Return all the data, word for word.
[START]
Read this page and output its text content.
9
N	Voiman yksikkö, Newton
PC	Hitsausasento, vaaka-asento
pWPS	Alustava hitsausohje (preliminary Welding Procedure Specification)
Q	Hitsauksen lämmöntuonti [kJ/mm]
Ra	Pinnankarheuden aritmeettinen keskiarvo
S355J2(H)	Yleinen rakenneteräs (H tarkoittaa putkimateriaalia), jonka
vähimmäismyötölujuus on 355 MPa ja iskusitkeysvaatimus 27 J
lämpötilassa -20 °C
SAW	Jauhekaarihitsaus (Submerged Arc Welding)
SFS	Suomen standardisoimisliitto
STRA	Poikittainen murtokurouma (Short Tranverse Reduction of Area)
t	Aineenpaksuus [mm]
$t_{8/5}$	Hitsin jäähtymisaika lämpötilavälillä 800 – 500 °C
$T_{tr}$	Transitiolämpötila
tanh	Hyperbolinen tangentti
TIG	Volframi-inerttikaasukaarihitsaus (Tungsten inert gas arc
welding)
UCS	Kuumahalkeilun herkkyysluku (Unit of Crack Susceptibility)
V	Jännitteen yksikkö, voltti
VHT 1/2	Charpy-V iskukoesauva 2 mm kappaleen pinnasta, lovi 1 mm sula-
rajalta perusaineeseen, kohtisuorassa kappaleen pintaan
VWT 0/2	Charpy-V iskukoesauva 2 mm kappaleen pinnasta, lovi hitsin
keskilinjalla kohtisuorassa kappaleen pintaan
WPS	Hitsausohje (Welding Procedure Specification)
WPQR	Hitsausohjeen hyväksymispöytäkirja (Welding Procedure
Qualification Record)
[END]
§ PROBLEM SOLUTION
Read this page and output its text content.
9
N	Voiman yksikkö, Newton
PC	Hitsausasento, vaaka-asento
pWPS	Alustava hitsausohje (preliminary Welding Procedure Specification)
Q	Hitsauksen lämmöntuonti [kJ/mm]
Ra	Pinnankarheuden aritmeettinen keskiarvo
S355J2(H)	Yleinen rakenneteräs (H tarkoittaa putkimateriaalia), jonka
vähimmäismyötölujuus on 355 MPa ja iskusitkeysvaatimus 27 J
lämpötilassa -20 °C
SAW	Jauhekaarihitsaus (Submerged Arc Welding)
SFS	Suomen standardisoimisliitto
STRA	Poikittainen murtokurouma (Short Tranverse Reduction of Area)
t	Aineenpaksuus [mm]
$t_{8/5}$	Hitsin jäähtymisaika lämpötilavälillä 800 – 500 °C
$T_{tr}$	Transitiolämpötila
tanh	Hyperbolinen tangentti
TIG	Volframi-inerttikaasukaarihitsaus (Tungsten inert gas arc
welding)
UCS	Kuumahalkeilun herkkyysluku (Unit of Crack Susceptibility)
V	Jännitteen yksikkö, voltti
VHT 1/2	Charpy-V iskukoesauva 2 mm kappaleen pinnasta, lovi 1 mm sula-
rajalta perusaineeseen, kohtisuorassa kappaleen pintaan
VWT 0/2	Charpy-V iskukoesauva 2 mm kappaleen pinnasta, lovi hitsin
keskilinjalla kohtisuorassa kappaleen pintaan
WPS	Hitsausohje (Welding Procedure Specification)
WPQR	Hitsausohjeen hyväksymispöytäkirja (Welding Procedure
Qualification Record)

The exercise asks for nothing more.